TO DO:
Write out the whole listing, matching it exactly.

DATA LISTING:
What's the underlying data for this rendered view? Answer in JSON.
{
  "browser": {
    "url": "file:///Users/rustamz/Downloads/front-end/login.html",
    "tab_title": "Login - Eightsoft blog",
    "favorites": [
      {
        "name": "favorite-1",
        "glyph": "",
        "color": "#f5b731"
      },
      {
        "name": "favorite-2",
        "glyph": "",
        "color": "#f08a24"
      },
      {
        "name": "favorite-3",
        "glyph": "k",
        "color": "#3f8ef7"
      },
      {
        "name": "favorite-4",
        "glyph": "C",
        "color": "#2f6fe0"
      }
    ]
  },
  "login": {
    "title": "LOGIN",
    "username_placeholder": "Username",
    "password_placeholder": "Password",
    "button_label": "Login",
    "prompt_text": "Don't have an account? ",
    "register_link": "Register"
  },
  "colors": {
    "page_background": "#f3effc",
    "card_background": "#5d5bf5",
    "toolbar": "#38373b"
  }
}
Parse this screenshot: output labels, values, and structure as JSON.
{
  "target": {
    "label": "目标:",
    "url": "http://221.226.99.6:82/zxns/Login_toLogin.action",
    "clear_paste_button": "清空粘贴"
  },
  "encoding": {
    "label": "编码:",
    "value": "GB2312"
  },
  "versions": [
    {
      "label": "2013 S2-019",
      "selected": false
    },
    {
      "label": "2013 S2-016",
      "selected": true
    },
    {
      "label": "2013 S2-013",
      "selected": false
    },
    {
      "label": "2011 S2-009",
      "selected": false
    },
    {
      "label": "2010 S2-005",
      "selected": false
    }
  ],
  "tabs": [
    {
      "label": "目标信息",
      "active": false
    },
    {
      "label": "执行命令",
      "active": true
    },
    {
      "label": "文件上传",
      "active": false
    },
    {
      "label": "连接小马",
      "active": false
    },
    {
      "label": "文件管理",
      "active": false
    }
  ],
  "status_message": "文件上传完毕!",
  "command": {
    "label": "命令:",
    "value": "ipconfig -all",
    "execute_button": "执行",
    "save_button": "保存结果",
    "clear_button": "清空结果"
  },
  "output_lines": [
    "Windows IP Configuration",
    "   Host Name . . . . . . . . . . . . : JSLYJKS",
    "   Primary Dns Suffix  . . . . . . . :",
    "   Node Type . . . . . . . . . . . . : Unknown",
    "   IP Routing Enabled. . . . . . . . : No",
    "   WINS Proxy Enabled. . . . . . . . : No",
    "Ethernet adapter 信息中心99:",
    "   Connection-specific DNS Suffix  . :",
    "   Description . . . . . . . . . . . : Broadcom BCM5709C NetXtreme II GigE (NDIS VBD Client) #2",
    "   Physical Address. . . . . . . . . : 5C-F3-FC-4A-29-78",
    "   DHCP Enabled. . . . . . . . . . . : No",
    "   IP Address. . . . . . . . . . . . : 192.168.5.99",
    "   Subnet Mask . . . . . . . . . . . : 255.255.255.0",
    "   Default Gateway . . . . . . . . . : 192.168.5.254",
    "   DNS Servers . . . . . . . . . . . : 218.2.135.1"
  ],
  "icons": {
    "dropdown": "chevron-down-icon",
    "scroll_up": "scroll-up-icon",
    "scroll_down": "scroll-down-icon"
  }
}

ANSWER TO THIS EXERCISE:
What's the underlying data for this rendered view? Answer in JSON.
{
  "browser": {
    "url": "file:///Users/rustamz/Downloads/front-end/login.html",
    "tab_title": "Login - Eightsoft blog",
    "favorites": [
      {
        "name": "favorite-1",
        "glyph": "",
        "color": "#f5b731"
      },
      {
        "name": "favorite-2",
        "glyph": "",
        "color": "#f08a24"
      },
      {
        "name": "favorite-3",
        "glyph": "k",
        "color": "#3f8ef7"
      },
      {
        "name": "favorite-4",
        "glyph": "C",
        "color": "#2f6fe0"
      }
    ]
  },
  "login": {
    "title": "LOGIN",
    "username_placeholder": "Username",
    "password_placeholder": "Password",
    "button_label": "Login",
    "prompt_text": "Don't have an account? ",
    "register_link": "Register"
  },
  "colors": {
    "page_background": "#f3effc",
    "card_background": "#5d5bf5",
    "toolbar": "#38373b"
  }
}
Parse this screenshot: output labels, values, and structure as JSON.
{
  "target": {
    "label": "目标:",
    "url": "http://221.226.99.6:82/zxns/Login_toLogin.action",
    "clear_paste_button": "清空粘贴"
  },
  "encoding": {
    "label": "编码:",
    "value": "GB2312"
  },
  "versions": [
    {
      "label": "2013 S2-019",
      "selected": false
    },
    {
      "label": "2013 S2-016",
      "selected": true
    },
    {
      "label": "2013 S2-013",
      "selected": false
    },
    {
      "label": "2011 S2-009",
      "selected": false
    },
    {
      "label": "2010 S2-005",
      "selected": false
    }
  ],
  "tabs": [
    {
      "label": "目标信息",
      "active": false
    },
    {
      "label": "执行命令",
      "active": true
    },
    {
      "label": "文件上传",
      "active": false
    },
    {
      "label": "连接小马",
      "active": false
    },
    {
      "label": "文件管理",
      "active": false
    }
  ],
  "status_message": "文件上传完毕!",
  "command": {
    "label": "命令:",
    "value": "ipconfig -all",
    "execute_button": "执行",
    "save_button": "保存结果",
    "clear_button": "清空结果"
  },
  "output_lines": [
    "Windows IP Configuration",
    "   Host Name . . . . . . . . . . . . : JSLYJKS",
    "   Primary Dns Suffix  . . . . . . . :",
    "   Node Type . . . . . . . . . . . . : Unknown",
    "   IP Routing Enabled. . . . . . . . : No",
    "   WINS Proxy Enabled. . . . . . . . : No",
    "Ethernet adapter 信息中心99:",
    "   Connection-specific DNS Suffix  . :",
    "   Description . . . . . . . . . . . : Broadcom BCM5709C NetXtreme II GigE (NDIS VBD Client) #2",
    "   Physical Address. . . . . . . . . : 5C-F3-FC-4A-29-78",
    "   DHCP Enabled. . . . . . . . . . . : No",
    "   IP Address. . . . . . . . . . . . : 192.168.5.99",
    "   Subnet Mask . . . . . . . . . . . : 255.255.255.0",
    "   Default Gateway . . . . . . . . . : 192.168.5.254",
    "   DNS Servers . . . . . . . . . . . : 218.2.135.1"
  ],
  "icons": {
    "dropdown": "chevron-down-icon",
    "scroll_up": "scroll-up-icon",
    "scroll_down": "scroll-down-icon"
  }
}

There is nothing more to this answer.